→ Raw data:
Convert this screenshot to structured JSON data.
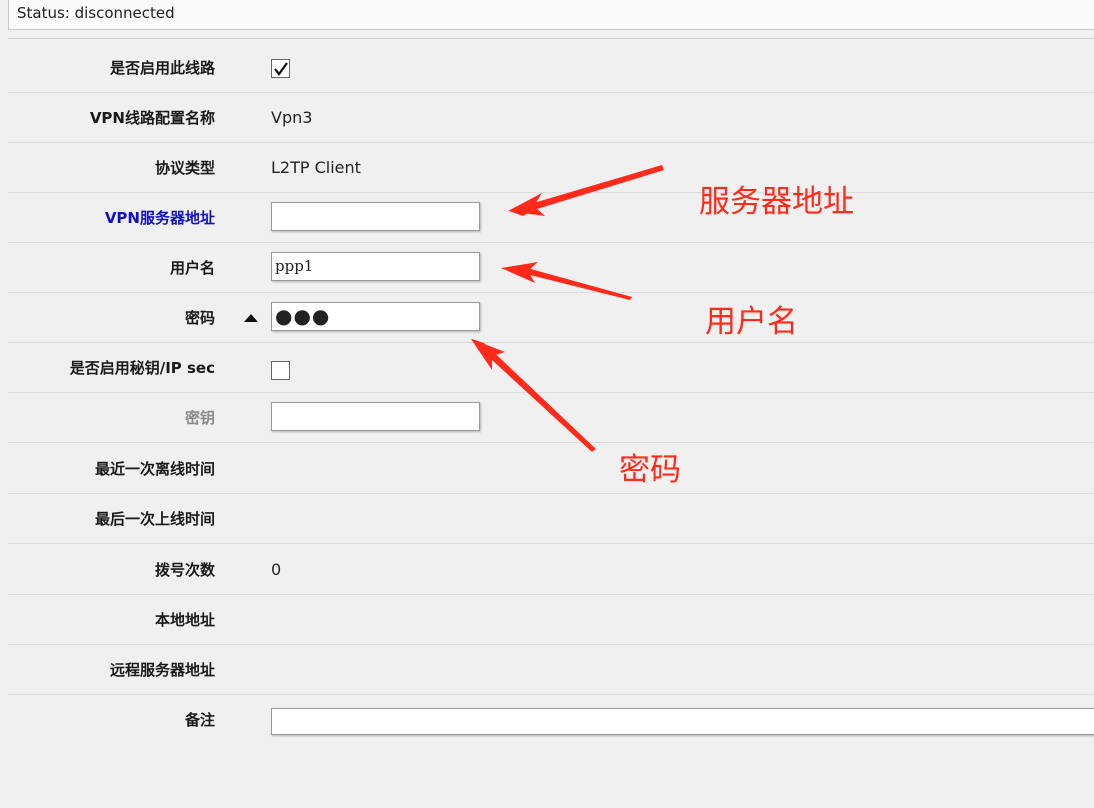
{
  "status": {
    "text": "Status: disconnected"
  },
  "form": {
    "enable": {
      "label": "是否启用此线路",
      "checked": true
    },
    "name": {
      "label": "VPN线路配置名称",
      "value": "Vpn3"
    },
    "protocol": {
      "label": "协议类型",
      "value": "L2TP Client"
    },
    "server": {
      "label": "VPN服务器地址",
      "value": ""
    },
    "username": {
      "label": "用户名",
      "value": "ppp1"
    },
    "password": {
      "label": "密码",
      "masked": "●●●"
    },
    "ipsec_enable": {
      "label": "是否启用秘钥/IP sec",
      "checked": false
    },
    "secret": {
      "label": "密钥",
      "value": ""
    },
    "last_offline": {
      "label": "最近一次离线时间",
      "value": ""
    },
    "last_online": {
      "label": "最后一次上线时间",
      "value": ""
    },
    "dial_count": {
      "label": "拨号次数",
      "value": "0"
    },
    "local_addr": {
      "label": "本地地址",
      "value": ""
    },
    "remote_addr": {
      "label": "远程服务器地址",
      "value": ""
    },
    "remark": {
      "label": "备注",
      "value": ""
    }
  },
  "annotations": {
    "server": "服务器地址",
    "username": "用户名",
    "password": "密码",
    "color": "#ff2a1a"
  },
  "icons": {
    "checkbox_check": "check-icon",
    "password_toggle": "triangle-up-icon"
  }
}
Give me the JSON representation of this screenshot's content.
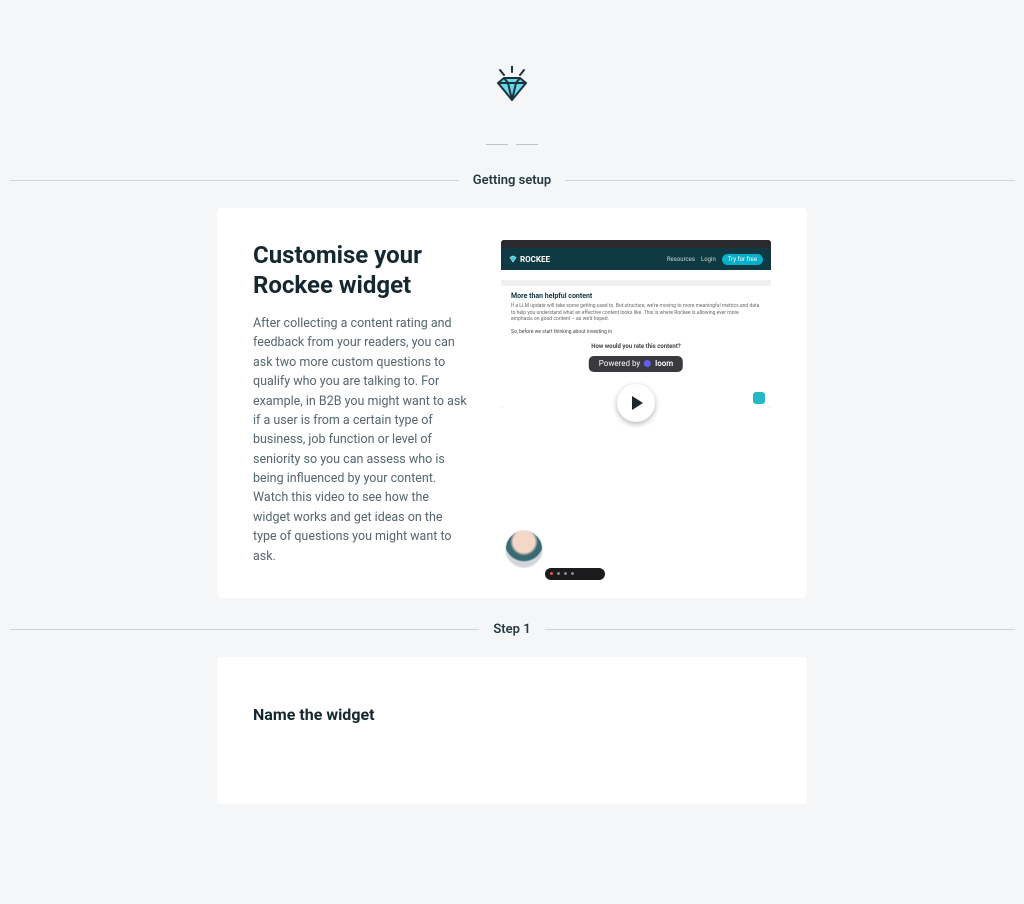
{
  "header": {
    "section_label": "Getting setup"
  },
  "intro_card": {
    "title": "Customise your Rockee widget",
    "body": "After collecting a content rating and feedback from your readers, you can ask two more custom questions to qualify who you are talking to. For example, in B2B you might want to ask if a user is from a certain type of business, job function or level of seniority so you can assess who is being influenced by your content. Watch this video to see how the widget works and get ideas on the type of questions you might want to ask."
  },
  "video": {
    "brand": "ROCKEE",
    "nav_resources": "Resources",
    "nav_login": "Login",
    "nav_cta": "Try for free",
    "content_heading": "More than helpful content",
    "content_blurb": "If a LLM update will take some getting used to. But structure, we're moving to more meaningful metrics and data to help you understand what an effective content looks like. This is where Rockee is allowing ever more emphasis on good content – as we'd hoped.",
    "content_line2": "So, before we start thinking about investing in",
    "rate_prompt": "How would you rate this content?",
    "powered_label": "Powered by",
    "powered_brand": "loom"
  },
  "step1": {
    "label": "Step 1",
    "heading": "Name the widget"
  }
}
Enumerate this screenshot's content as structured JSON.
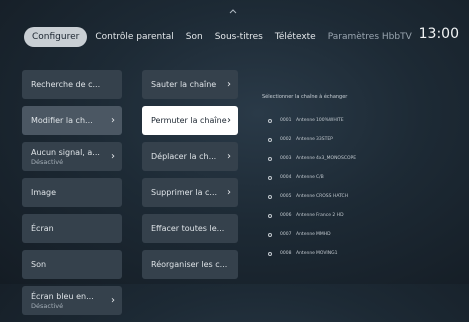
{
  "tabs": [
    {
      "label": "Configurer",
      "active": true
    },
    {
      "label": "Contrôle parental"
    },
    {
      "label": "Son"
    },
    {
      "label": "Sous-titres"
    },
    {
      "label": "Télétexte"
    },
    {
      "label": "Paramètres HbbTV",
      "faded": true
    }
  ],
  "clock": "13:00",
  "menu": [
    {
      "label": "Recherche de c..."
    },
    {
      "label": "Modifier la ch...",
      "arrow": "›"
    },
    {
      "label": "Aucun signal, a...",
      "sub": "Désactivé",
      "arrow": "›"
    },
    {
      "label": "Image"
    },
    {
      "label": "Écran"
    },
    {
      "label": "Son"
    },
    {
      "label": "Écran bleu en...",
      "sub": "Désactivé",
      "arrow": "›"
    }
  ],
  "submenu": [
    {
      "label": "Sauter la chaîne",
      "arrow": "›"
    },
    {
      "label": "Permuter la chaîne",
      "arrow": "›"
    },
    {
      "label": "Déplacer la ch...",
      "arrow": "›"
    },
    {
      "label": "Supprimer la c...",
      "arrow": "›"
    },
    {
      "label": "Effacer toutes le..."
    },
    {
      "label": "Réorganiser les c..."
    }
  ],
  "channel_panel": {
    "title": "Sélectionner la chaîne à échanger",
    "channels": [
      {
        "num": "0001",
        "source": "Antenne",
        "name": "100%WHITE"
      },
      {
        "num": "0002",
        "source": "Antenne",
        "name": "33STEP"
      },
      {
        "num": "0003",
        "source": "Antenne",
        "name": "4x3_MONOSCOPE"
      },
      {
        "num": "0004",
        "source": "Antenne",
        "name": "C/B"
      },
      {
        "num": "0005",
        "source": "Antenne",
        "name": "CROSS HATCH"
      },
      {
        "num": "0006",
        "source": "Antenne",
        "name": "France 2 HD"
      },
      {
        "num": "0007",
        "source": "Antenne",
        "name": "MMHD"
      },
      {
        "num": "0008",
        "source": "Antenne",
        "name": "MOVING1"
      }
    ]
  }
}
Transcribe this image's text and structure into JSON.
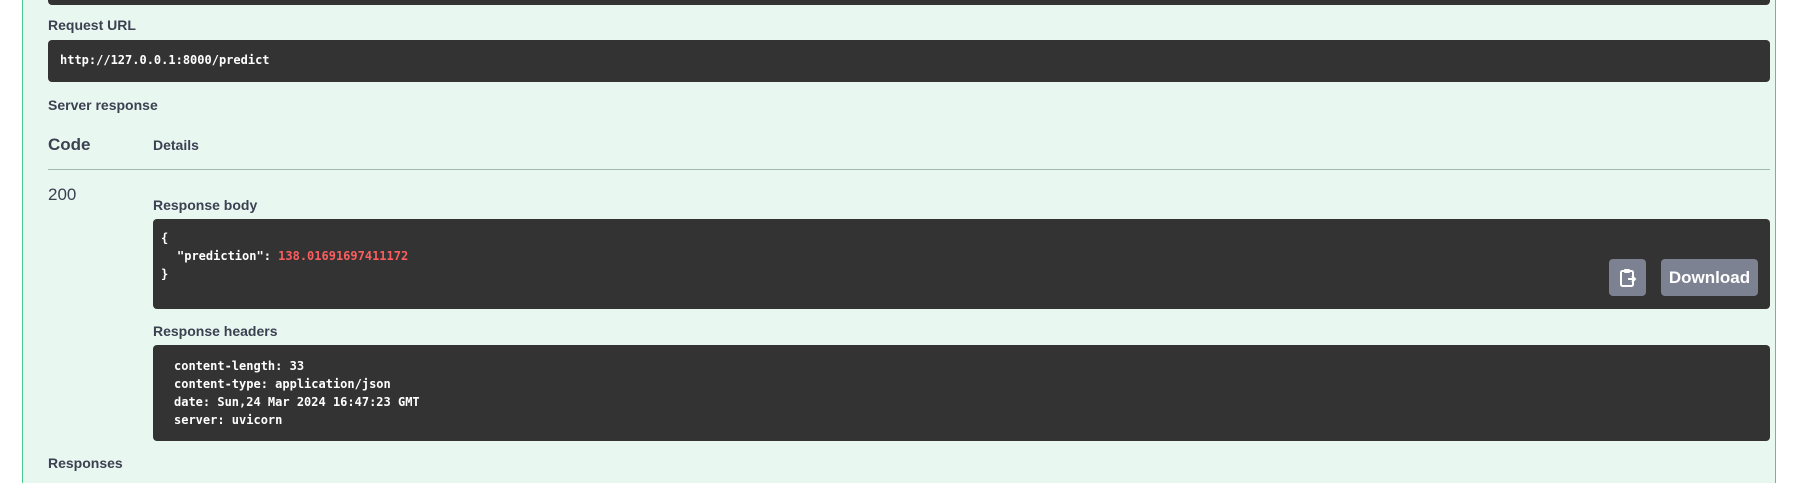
{
  "request_url": {
    "label": "Request URL",
    "value": "http://127.0.0.1:8000/predict"
  },
  "server_response": {
    "label": "Server response",
    "columns": {
      "code": "Code",
      "details": "Details"
    },
    "status_code": "200",
    "response_body": {
      "label": "Response body",
      "open_brace": "{",
      "key": "\"prediction\"",
      "separator": ": ",
      "value": "138.01691697411172",
      "close_brace": "}"
    },
    "response_headers": {
      "label": "Response headers",
      "lines": [
        "content-length: 33",
        "content-type: application/json",
        "date: Sun,24 Mar 2024 16:47:23 GMT",
        "server: uvicorn"
      ]
    },
    "download_label": "Download",
    "copy_icon": "clipboard-icon"
  },
  "responses_label": "Responses"
}
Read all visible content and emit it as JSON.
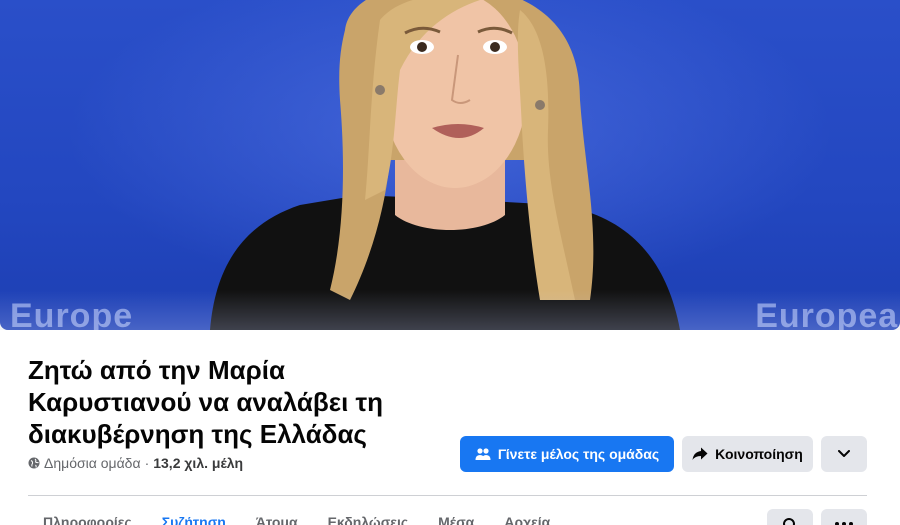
{
  "cover": {
    "watermark_left": "Europe",
    "watermark_right": "European"
  },
  "group": {
    "title_lines": [
      "Ζητώ από την Μαρία",
      "Καρυστιανού να αναλάβει τη",
      "διακυβέρνηση της Ελλάδας"
    ],
    "privacy": "Δημόσια ομάδα",
    "separator": "·",
    "members": "13,2 χιλ. μέλη"
  },
  "actions": {
    "join_label": "Γίνετε μέλος της ομάδας",
    "share_label": "Κοινοποίηση"
  },
  "tabs": [
    {
      "label": "Πληροφορίες",
      "active": false
    },
    {
      "label": "Συζήτηση",
      "active": true
    },
    {
      "label": "Άτομα",
      "active": false
    },
    {
      "label": "Εκδηλώσεις",
      "active": false
    },
    {
      "label": "Μέσα",
      "active": false
    },
    {
      "label": "Αρχεία",
      "active": false
    }
  ],
  "colors": {
    "accent": "#1877f2",
    "secondary_button": "#e4e6eb",
    "muted_text": "#65676b"
  }
}
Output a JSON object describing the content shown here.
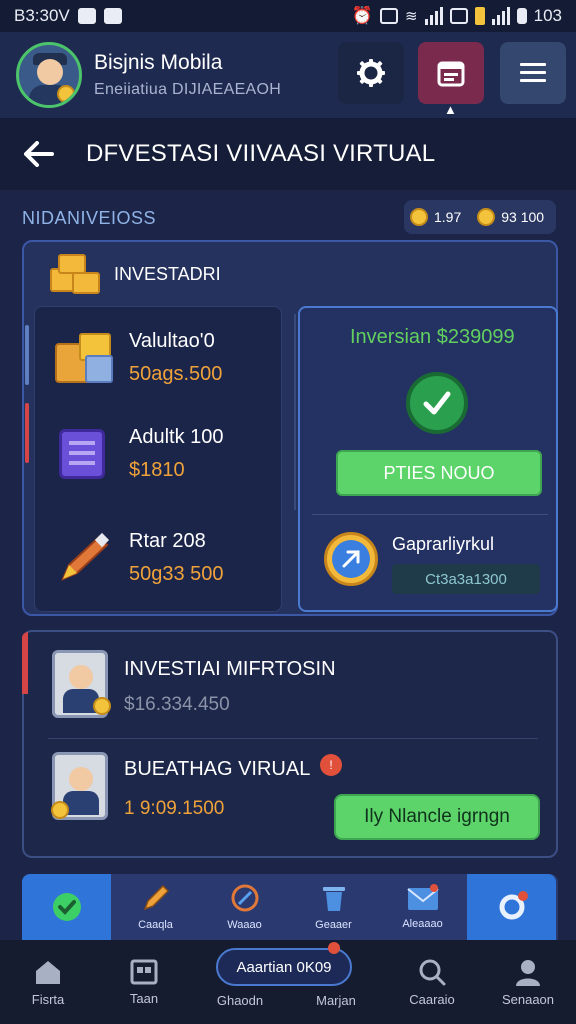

→ Stated task: Every line above should be repeated exactly; pictures stay out of the copy.

→ Output of the task:
Convert this screenshot to structured JSON data.
{
  "status": {
    "text": "Status: disconnected"
  },
  "form": {
    "enable": {
      "label": "是否启用此线路",
      "checked": true
    },
    "name": {
      "label": "VPN线路配置名称",
      "value": "Vpn3"
    },
    "protocol": {
      "label": "协议类型",
      "value": "L2TP Client"
    },
    "server": {
      "label": "VPN服务器地址",
      "value": ""
    },
    "username": {
      "label": "用户名",
      "value": "ppp1"
    },
    "password": {
      "label": "密码",
      "masked": "●●●"
    },
    "ipsec_enable": {
      "label": "是否启用秘钥/IP sec",
      "checked": false
    },
    "secret": {
      "label": "密钥",
      "value": ""
    },
    "last_offline": {
      "label": "最近一次离线时间",
      "value": ""
    },
    "last_online": {
      "label": "最后一次上线时间",
      "value": ""
    },
    "dial_count": {
      "label": "拨号次数",
      "value": "0"
    },
    "local_addr": {
      "label": "本地地址",
      "value": ""
    },
    "remote_addr": {
      "label": "远程服务器地址",
      "value": ""
    },
    "remark": {
      "label": "备注",
      "value": ""
    }
  },
  "annotations": {
    "server": "服务器地址",
    "username": "用户名",
    "password": "密码",
    "color": "#ff2a1a"
  },
  "icons": {
    "checkbox_check": "check-icon",
    "password_toggle": "triangle-up-icon"
  }
}
Give me the JSON representation of this screenshot's content.
{
  "header": {
    "section_label": "Getting setup"
  },
  "intro_card": {
    "title": "Customise your Rockee widget",
    "body": "After collecting a content rating and feedback from your readers, you can ask two more custom questions to qualify who you are talking to. For example, in B2B you might want to ask if a user is from a certain type of business, job function or level of seniority so you can assess who is being influenced by your content. Watch this video to see how the widget works and get ideas on the type of questions you might want to ask."
  },
  "video": {
    "brand": "ROCKEE",
    "nav_resources": "Resources",
    "nav_login": "Login",
    "nav_cta": "Try for free",
    "content_heading": "More than helpful content",
    "content_blurb": "If a LLM update will take some getting used to. But structure, we're moving to more meaningful metrics and data to help you understand what an effective content looks like. This is where Rockee is allowing ever more emphasis on good content – as we'd hoped.",
    "content_line2": "So, before we start thinking about investing in",
    "rate_prompt": "How would you rate this content?",
    "powered_label": "Powered by",
    "powered_brand": "loom"
  },
  "step1": {
    "label": "Step 1",
    "heading": "Name the widget"
  }
}
Enumerate this screenshot's content as structured JSON.
{
  "tabs": [
    {
      "label": "Configurer",
      "active": true
    },
    {
      "label": "Contrôle parental"
    },
    {
      "label": "Son"
    },
    {
      "label": "Sous-titres"
    },
    {
      "label": "Télétexte"
    },
    {
      "label": "Paramètres HbbTV",
      "faded": true
    }
  ],
  "clock": "13:00",
  "menu": [
    {
      "label": "Recherche de c..."
    },
    {
      "label": "Modifier la ch...",
      "arrow": "›"
    },
    {
      "label": "Aucun signal, a...",
      "sub": "Désactivé",
      "arrow": "›"
    },
    {
      "label": "Image"
    },
    {
      "label": "Écran"
    },
    {
      "label": "Son"
    },
    {
      "label": "Écran bleu en...",
      "sub": "Désactivé",
      "arrow": "›"
    }
  ],
  "submenu": [
    {
      "label": "Sauter la chaîne",
      "arrow": "›"
    },
    {
      "label": "Permuter la chaîne",
      "arrow": "›"
    },
    {
      "label": "Déplacer la ch...",
      "arrow": "›"
    },
    {
      "label": "Supprimer la c...",
      "arrow": "›"
    },
    {
      "label": "Effacer toutes le..."
    },
    {
      "label": "Réorganiser les c..."
    }
  ],
  "channel_panel": {
    "title": "Sélectionner la chaîne à échanger",
    "channels": [
      {
        "num": "0001",
        "source": "Antenne",
        "name": "100%WHITE"
      },
      {
        "num": "0002",
        "source": "Antenne",
        "name": "33STEP"
      },
      {
        "num": "0003",
        "source": "Antenne",
        "name": "4x3_MONOSCOPE"
      },
      {
        "num": "0004",
        "source": "Antenne",
        "name": "C/B"
      },
      {
        "num": "0005",
        "source": "Antenne",
        "name": "CROSS HATCH"
      },
      {
        "num": "0006",
        "source": "Antenne",
        "name": "France 2 HD"
      },
      {
        "num": "0007",
        "source": "Antenne",
        "name": "MMHD"
      },
      {
        "num": "0008",
        "source": "Antenne",
        "name": "MOVING1"
      }
    ]
  }
}
Transcribe this image's text and structure into JSON.
{
  "request_url": {
    "label": "Request URL",
    "value": "http://127.0.0.1:8000/predict"
  },
  "server_response": {
    "label": "Server response",
    "columns": {
      "code": "Code",
      "details": "Details"
    },
    "status_code": "200",
    "response_body": {
      "label": "Response body",
      "open_brace": "{",
      "key": "\"prediction\"",
      "separator": ": ",
      "value": "138.01691697411172",
      "close_brace": "}"
    },
    "response_headers": {
      "label": "Response headers",
      "lines": [
        "content-length: 33",
        "content-type: application/json",
        "date: Sun,24 Mar 2024 16:47:23 GMT",
        "server: uvicorn"
      ]
    },
    "download_label": "Download",
    "copy_icon": "clipboard-icon"
  },
  "responses_label": "Responses"
}
Read all visible content and emit it as JSON.
{
  "cover": {
    "watermark_left": "Europe",
    "watermark_right": "European"
  },
  "group": {
    "title_lines": [
      "Ζητώ από την Μαρία",
      "Καρυστιανού να αναλάβει τη",
      "διακυβέρνηση της Ελλάδας"
    ],
    "privacy": "Δημόσια ομάδα",
    "separator": "·",
    "members": "13,2 χιλ. μέλη"
  },
  "actions": {
    "join_label": "Γίνετε μέλος της ομάδας",
    "share_label": "Κοινοποίηση"
  },
  "tabs": [
    {
      "label": "Πληροφορίες",
      "active": false
    },
    {
      "label": "Συζήτηση",
      "active": true
    },
    {
      "label": "Άτομα",
      "active": false
    },
    {
      "label": "Εκδηλώσεις",
      "active": false
    },
    {
      "label": "Μέσα",
      "active": false
    },
    {
      "label": "Αρχεία",
      "active": false
    }
  ],
  "colors": {
    "accent": "#1877f2",
    "secondary_button": "#e4e6eb",
    "muted_text": "#65676b"
  }
}
Output a JSON object describing the content shown here.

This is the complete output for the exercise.